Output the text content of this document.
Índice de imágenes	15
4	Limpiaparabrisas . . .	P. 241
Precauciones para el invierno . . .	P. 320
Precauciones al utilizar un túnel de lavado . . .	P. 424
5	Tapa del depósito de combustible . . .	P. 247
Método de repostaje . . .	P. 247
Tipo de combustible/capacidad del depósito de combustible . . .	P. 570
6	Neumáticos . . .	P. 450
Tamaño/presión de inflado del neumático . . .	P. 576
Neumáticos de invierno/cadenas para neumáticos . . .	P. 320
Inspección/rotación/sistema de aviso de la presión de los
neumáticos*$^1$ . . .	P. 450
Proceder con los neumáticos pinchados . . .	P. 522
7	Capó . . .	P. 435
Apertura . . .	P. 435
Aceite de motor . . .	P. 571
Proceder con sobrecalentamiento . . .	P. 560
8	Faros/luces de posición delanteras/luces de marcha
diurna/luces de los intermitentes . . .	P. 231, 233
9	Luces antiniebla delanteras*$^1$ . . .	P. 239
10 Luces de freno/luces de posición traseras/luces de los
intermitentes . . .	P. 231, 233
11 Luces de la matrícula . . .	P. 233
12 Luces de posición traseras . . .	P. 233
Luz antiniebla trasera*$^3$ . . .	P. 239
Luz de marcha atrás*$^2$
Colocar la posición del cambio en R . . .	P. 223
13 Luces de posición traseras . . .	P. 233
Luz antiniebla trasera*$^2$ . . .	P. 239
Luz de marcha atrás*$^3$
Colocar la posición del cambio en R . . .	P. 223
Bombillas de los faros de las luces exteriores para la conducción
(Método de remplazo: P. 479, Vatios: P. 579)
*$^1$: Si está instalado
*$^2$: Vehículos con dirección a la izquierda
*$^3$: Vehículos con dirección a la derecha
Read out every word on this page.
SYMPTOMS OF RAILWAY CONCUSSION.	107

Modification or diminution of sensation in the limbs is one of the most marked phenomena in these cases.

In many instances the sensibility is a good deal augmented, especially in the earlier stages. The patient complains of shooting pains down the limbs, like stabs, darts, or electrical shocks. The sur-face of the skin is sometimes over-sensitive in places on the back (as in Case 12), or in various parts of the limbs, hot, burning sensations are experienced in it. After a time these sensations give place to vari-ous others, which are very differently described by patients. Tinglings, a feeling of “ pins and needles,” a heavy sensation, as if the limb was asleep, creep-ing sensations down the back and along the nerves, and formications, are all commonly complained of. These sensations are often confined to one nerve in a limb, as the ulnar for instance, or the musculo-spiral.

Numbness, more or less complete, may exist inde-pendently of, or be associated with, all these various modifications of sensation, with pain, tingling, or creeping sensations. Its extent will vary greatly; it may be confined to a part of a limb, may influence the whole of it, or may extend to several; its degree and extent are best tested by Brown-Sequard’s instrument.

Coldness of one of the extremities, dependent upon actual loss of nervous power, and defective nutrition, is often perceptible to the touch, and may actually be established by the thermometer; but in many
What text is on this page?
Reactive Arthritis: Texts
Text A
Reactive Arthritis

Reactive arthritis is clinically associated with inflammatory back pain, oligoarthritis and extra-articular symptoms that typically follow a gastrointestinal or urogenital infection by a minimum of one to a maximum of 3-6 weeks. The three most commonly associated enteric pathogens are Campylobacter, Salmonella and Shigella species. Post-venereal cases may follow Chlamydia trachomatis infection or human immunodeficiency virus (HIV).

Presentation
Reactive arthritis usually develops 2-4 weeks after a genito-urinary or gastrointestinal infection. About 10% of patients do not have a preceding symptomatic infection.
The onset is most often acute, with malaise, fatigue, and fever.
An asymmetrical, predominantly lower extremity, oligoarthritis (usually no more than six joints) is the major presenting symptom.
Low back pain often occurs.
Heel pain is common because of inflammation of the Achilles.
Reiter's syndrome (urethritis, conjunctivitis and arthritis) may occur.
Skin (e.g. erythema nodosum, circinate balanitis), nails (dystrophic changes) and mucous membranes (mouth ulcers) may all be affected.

* * * * *

Exercise
Report, from the entries above, each line where "usually" is found.

Solution for this task
Reactive arthritis usually develops 2-4 weeks after a genito-urinary or gastrointestinal infection. About 10% of patients do not have a preceding symptomatic infection.
An asymmetrical, predominantly lower extremity, oligoarthritis (usually no more than six joints) is the major presenting symptom.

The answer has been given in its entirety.